WHAT TO WORK ON
Pull out all lines from the listing below in which the word "name" appears.

(Stored data entries)
.....
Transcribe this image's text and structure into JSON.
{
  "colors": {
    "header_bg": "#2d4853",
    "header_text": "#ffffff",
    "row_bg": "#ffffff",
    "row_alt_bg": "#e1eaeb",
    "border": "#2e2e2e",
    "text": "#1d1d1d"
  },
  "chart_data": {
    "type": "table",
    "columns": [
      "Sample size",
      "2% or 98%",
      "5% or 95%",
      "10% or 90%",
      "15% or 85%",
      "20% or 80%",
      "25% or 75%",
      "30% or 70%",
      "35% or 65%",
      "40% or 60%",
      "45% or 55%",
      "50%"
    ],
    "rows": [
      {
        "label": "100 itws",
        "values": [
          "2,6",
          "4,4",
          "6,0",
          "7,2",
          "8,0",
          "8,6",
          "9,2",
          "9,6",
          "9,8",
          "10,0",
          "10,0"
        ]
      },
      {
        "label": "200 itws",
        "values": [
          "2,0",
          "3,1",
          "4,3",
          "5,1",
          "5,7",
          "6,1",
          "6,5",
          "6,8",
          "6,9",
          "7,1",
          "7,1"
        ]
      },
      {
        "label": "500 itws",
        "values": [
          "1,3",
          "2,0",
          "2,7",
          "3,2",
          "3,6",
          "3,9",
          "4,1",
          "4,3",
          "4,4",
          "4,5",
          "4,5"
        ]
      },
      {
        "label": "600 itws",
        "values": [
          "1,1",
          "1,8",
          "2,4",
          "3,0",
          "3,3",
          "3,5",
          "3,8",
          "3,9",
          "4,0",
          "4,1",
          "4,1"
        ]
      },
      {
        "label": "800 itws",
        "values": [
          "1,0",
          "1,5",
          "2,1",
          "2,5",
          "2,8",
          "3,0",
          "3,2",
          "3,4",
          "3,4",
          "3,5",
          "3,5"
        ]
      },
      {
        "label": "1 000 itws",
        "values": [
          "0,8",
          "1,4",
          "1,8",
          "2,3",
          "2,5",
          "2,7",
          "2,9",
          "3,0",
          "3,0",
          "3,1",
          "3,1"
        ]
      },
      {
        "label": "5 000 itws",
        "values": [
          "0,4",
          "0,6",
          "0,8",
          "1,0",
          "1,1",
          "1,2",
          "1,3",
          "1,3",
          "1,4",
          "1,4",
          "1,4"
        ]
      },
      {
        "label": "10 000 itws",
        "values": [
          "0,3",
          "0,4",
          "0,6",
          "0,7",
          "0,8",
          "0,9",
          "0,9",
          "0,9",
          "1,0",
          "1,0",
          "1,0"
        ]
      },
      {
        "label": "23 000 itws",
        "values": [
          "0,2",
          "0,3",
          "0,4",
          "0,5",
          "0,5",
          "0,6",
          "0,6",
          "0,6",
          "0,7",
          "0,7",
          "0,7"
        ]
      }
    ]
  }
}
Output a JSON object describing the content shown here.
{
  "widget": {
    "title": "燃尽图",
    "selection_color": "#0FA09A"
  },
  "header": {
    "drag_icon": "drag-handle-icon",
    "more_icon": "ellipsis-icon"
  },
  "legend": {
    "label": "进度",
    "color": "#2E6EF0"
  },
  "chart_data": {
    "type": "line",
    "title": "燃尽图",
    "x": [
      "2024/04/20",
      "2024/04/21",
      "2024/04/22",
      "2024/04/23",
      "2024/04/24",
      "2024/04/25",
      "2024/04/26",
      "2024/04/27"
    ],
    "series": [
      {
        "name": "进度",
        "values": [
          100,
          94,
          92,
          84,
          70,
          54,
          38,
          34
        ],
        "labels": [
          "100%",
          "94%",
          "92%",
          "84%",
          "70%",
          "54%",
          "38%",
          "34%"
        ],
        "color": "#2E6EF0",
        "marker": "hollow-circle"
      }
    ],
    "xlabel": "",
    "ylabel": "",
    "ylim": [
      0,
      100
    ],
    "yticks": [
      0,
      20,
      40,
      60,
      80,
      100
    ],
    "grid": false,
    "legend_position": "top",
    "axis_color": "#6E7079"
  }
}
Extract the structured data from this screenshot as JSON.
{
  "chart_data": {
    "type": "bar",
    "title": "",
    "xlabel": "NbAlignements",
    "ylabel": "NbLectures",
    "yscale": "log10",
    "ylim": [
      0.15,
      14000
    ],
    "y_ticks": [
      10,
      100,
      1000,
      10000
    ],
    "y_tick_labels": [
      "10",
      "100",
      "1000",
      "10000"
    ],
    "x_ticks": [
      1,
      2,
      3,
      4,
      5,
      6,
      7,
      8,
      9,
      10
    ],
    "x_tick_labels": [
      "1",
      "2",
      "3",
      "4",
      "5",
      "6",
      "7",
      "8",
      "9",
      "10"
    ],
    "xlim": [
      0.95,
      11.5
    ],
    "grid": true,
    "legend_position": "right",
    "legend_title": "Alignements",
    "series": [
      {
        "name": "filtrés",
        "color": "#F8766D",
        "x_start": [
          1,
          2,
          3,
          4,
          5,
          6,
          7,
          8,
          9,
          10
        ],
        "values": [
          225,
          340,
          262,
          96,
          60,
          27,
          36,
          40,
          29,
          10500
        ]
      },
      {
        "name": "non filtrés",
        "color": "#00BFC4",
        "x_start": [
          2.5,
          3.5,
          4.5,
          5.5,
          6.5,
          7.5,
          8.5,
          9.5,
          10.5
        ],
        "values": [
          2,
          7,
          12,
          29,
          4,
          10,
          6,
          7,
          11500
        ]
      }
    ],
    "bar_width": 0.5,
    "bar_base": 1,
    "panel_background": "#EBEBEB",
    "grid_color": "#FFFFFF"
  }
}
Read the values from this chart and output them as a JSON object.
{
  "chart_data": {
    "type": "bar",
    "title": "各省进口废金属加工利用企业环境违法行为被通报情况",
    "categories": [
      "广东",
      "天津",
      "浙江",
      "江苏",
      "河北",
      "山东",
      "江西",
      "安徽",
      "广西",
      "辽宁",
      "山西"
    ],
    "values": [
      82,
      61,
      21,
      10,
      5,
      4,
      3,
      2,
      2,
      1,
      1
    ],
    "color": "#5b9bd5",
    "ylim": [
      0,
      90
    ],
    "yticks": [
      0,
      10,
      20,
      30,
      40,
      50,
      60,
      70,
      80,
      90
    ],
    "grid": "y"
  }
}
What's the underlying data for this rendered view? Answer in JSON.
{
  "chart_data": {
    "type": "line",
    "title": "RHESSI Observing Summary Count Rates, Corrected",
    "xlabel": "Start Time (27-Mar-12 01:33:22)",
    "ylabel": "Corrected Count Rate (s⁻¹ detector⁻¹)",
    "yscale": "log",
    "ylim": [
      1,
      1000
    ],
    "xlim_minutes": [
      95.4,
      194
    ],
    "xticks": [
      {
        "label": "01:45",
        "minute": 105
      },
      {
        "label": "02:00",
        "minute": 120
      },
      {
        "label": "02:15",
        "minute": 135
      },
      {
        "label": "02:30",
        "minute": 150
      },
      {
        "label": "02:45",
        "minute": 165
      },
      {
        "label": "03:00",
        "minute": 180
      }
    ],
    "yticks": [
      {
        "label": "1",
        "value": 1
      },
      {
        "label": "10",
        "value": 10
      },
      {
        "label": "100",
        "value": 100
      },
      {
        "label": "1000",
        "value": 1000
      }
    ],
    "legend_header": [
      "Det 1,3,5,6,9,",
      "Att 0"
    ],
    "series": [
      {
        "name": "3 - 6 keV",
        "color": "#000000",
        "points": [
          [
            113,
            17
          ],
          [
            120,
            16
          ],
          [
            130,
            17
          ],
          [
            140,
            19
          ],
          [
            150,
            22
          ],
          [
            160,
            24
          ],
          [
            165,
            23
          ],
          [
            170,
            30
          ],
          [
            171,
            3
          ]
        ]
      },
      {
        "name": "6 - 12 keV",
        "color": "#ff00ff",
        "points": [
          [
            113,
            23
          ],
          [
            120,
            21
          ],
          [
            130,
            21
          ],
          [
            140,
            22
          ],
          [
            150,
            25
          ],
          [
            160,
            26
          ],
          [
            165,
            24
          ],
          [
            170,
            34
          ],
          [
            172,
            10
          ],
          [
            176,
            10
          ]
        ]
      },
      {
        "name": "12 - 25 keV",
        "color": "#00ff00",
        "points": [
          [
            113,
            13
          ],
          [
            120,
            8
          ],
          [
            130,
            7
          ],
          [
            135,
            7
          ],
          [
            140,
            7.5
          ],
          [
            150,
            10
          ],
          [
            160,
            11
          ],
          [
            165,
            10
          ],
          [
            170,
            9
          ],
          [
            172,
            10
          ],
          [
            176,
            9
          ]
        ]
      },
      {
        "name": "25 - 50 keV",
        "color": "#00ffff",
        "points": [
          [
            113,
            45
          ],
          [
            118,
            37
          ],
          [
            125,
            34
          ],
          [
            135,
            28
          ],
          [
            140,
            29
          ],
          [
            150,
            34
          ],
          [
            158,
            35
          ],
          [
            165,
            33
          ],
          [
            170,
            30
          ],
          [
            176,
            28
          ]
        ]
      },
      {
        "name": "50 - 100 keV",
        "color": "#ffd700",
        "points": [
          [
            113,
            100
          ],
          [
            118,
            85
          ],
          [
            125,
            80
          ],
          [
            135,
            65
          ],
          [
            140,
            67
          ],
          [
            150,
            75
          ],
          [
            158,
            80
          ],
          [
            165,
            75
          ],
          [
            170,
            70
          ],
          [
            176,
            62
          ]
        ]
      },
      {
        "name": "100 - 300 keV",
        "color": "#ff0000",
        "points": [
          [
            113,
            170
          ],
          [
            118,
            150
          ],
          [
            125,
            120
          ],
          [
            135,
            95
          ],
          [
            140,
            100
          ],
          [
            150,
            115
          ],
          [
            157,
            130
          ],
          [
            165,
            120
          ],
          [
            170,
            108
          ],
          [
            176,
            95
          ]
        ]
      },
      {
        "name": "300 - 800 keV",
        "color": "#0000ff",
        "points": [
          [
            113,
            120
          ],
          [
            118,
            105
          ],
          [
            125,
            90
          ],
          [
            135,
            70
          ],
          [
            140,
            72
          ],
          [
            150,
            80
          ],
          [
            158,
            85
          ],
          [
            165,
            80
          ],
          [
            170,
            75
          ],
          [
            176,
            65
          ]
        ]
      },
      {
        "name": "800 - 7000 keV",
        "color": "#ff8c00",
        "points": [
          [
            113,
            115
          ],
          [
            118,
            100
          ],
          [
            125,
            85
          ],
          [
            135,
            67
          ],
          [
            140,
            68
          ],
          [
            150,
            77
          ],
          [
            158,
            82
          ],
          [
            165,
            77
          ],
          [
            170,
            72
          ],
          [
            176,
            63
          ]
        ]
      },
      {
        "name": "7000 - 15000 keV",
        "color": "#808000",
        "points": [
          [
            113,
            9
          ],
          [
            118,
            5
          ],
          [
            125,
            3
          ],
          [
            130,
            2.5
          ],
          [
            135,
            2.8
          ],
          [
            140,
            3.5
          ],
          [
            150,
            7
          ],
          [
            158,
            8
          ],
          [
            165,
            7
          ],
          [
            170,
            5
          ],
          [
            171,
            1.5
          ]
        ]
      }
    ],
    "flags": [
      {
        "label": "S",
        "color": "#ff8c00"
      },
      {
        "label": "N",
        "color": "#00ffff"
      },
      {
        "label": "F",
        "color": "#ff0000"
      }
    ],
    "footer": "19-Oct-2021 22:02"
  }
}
.....
WRITTEN SOLUTION
        "name": "进度",
        "name": "filtrés",
        "name": "non filtrés",
        "name": "3 - 6 keV",
        "name": "6 - 12 keV",
        "name": "12 - 25 keV",
        "name": "25 - 50 keV",
        "name": "50 - 100 keV",
        "name": "100 - 300 keV",
        "name": "300 - 800 keV",
        "name": "800 - 7000 keV",
        "name": "7000 - 15000 keV",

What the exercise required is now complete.